4. Le système économique mondial a évolué dans plusieurs sens contradictoires. Tandis que de nombreux secteurs de l’industrie et des services sont devenus parties intégrantes de la nouvelle globalisation de la production, il est devenu de plus en plus difficile de créer de nouveaux créneaux dans l’ordre industriel internationalisé. Les gouvernements nationaux et les entreprises doivent avoir une plus grande flexibilité, mais en même temps une meilleure maîtrise de réseaux et de technologies d’information de plus en plus complexes. Les mécanismes financiers et commerciaux internationaux créés après la Deuxième Guerre Mondiale se sont partiellement désarticulés. L’effet combiné de ces tendances est que la plupart des économies d’Amérique latine ont été partiellement déconnectées du système international, et l’importance de l’Amérique latine dans les marchés internationaux – financiers ou commerciaux – s’est réduite. Un signe de ce rôle diminué, c’est la réduction dramatique des flux de fonds étrangers vers la région, que ce soit sous forme d’investissements ou de prêts.

5. Les acteurs collectifs du passé – associations patronales, syndicats ouvriers, groupements de gestionnaires de l’Etat et de technocrates, etc. – ont connu un processus de désagrégation menant à leur marginalisation graduelle. Pour la plupart, les organisations sectorielles et les grands groupements informels ont vu se diminuer leur capacité a susciter l’engagement des membres individuels. La conformité des individus avec les organisations et leur fidélité (allegiance) à des ” projets ” collectifs ont sensiblement diminue – tendance que l’on peut caractériser comme une décadence intra-organisationnelle. En outre, les formes d’interaction entre les divers acteurs collectifs sont devenus plus désorganisés puisque les règles formelles et informelles régissant ces interactions ont perdu de leur efficacité. On pourrait définir cette dernière tendance comme une décadence inter-organisationnelle.

Nous soutenons que ces cinq tendances représentent plus qu’une évolution conjoncturelle à la baisse dans les cycles économiques et politiques ” normaux ” de ces pays. Par conséquent, on ne saurait les neutraliser en recourant aux mécanismes traditionnels de gestion de crise dont on se sert depuis les années 30. On ne saurait non plus les considérer comme l’équivalent des difficultés auxquelles sont confrontées beaucoup d’autres Etats- nations, y compris ceux du monde capitaliste développé, dans un contexte général d'” atmosphère de crise ” qui prédomine depuis les années 80.

**Données enregistrées**.
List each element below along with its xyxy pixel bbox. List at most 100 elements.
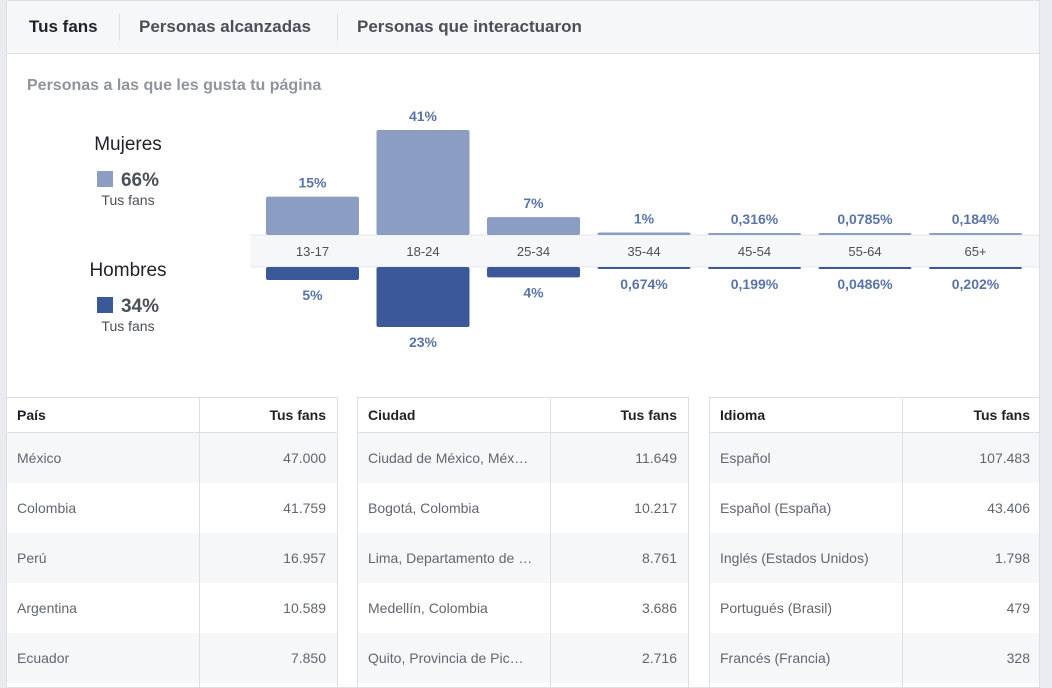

**Tâche à réaliser**.
Prolongez le texte sur les tendances de crise en Amérique latine en reprenant après sa dernière phrase.

**Résultat de l'exercice**.
Car en fait, ces tendances traduisent l’effondrement irréversible des mécanismes économico-politiques établis après les années 30. Elles indiquent, plus généralement, l’épuisement de la matrice économico-politique qui avait prédominé dans ces cinq pays d’Amérique latine du début des années 30 jusqu’à la fin des années 70. Nous tenterons ici de clarifier cet argument en analysant les caractéristiques principales de ce que nous appelons la matrice étato-centrique (MEC).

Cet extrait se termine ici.